→ GIVEN DATA:
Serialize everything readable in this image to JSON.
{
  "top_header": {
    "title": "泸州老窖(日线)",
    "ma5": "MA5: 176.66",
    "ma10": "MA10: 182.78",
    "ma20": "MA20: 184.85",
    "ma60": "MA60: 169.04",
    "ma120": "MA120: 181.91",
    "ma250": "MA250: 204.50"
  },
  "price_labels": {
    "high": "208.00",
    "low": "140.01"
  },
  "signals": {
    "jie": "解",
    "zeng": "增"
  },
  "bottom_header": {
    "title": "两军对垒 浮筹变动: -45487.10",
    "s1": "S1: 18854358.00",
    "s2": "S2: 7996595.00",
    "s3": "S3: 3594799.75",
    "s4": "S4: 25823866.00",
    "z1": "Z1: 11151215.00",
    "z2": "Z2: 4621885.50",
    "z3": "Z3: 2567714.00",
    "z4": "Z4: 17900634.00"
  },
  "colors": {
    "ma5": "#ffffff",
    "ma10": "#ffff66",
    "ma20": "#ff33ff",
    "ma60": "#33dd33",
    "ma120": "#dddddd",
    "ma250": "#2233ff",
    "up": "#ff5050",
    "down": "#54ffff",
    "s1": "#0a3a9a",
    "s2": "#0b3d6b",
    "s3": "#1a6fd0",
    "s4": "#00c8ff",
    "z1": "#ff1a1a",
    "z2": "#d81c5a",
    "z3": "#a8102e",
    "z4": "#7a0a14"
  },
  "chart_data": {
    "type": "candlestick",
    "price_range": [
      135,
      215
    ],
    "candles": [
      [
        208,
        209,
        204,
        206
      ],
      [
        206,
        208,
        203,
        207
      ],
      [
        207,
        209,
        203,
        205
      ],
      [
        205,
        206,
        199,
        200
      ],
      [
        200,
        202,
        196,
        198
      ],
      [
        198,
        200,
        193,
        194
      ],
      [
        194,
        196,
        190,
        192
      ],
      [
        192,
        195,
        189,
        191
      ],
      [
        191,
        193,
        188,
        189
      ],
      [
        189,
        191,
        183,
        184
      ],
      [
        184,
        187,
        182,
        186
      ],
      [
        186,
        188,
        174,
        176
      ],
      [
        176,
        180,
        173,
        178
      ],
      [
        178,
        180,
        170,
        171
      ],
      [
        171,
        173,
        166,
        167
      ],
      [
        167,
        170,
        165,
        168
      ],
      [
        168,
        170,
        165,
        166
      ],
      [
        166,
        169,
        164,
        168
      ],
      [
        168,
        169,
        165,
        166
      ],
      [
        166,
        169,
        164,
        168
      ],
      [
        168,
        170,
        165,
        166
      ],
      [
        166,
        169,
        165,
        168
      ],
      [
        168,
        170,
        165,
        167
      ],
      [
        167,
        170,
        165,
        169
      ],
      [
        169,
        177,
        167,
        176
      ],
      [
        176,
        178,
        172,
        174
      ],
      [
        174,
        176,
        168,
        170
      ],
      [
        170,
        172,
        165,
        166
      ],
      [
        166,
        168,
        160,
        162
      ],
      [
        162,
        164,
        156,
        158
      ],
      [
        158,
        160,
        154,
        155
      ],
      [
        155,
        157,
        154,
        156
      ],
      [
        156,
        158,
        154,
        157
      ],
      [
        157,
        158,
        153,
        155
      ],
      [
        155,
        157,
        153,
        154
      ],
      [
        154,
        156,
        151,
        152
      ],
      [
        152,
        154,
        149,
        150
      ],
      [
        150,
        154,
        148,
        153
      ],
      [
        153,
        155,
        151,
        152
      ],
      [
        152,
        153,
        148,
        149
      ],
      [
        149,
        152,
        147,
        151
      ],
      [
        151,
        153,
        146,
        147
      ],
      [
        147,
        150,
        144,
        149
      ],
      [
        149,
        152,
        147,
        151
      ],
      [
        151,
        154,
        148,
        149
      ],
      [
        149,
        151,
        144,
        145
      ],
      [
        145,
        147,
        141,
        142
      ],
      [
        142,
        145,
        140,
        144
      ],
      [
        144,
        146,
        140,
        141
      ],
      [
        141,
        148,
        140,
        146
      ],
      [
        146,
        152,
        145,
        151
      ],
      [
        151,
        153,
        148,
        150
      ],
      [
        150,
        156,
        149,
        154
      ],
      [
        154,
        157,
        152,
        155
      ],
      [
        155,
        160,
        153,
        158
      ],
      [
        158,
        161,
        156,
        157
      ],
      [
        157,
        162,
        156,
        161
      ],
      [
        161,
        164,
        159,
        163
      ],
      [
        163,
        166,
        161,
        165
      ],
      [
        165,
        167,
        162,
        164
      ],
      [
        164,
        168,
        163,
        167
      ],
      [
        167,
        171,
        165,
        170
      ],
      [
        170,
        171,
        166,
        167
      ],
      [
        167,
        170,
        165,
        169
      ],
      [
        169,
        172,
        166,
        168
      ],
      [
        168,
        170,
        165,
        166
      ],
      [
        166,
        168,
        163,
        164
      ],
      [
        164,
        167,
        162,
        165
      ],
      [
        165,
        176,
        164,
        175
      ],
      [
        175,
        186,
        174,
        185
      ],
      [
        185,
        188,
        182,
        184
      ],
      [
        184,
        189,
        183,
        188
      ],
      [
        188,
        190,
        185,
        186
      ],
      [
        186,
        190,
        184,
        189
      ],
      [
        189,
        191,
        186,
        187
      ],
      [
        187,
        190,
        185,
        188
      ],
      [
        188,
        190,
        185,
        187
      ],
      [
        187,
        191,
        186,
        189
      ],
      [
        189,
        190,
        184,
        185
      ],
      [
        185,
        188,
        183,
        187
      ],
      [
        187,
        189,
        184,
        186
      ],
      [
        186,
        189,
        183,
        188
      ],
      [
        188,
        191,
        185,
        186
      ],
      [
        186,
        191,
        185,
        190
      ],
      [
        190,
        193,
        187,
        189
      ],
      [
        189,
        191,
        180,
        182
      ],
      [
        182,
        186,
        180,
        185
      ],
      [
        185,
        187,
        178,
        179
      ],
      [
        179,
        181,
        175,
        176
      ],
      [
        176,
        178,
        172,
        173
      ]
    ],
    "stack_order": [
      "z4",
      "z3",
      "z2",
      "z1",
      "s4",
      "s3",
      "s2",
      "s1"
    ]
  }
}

→ GIVEN TASK: Look through the entries above; copy each line where the string "title" appears.

→ RESULT:
    "title": "泸州老窖(日线)",
    "title": "两军对垒 浮筹变动: -45487.10",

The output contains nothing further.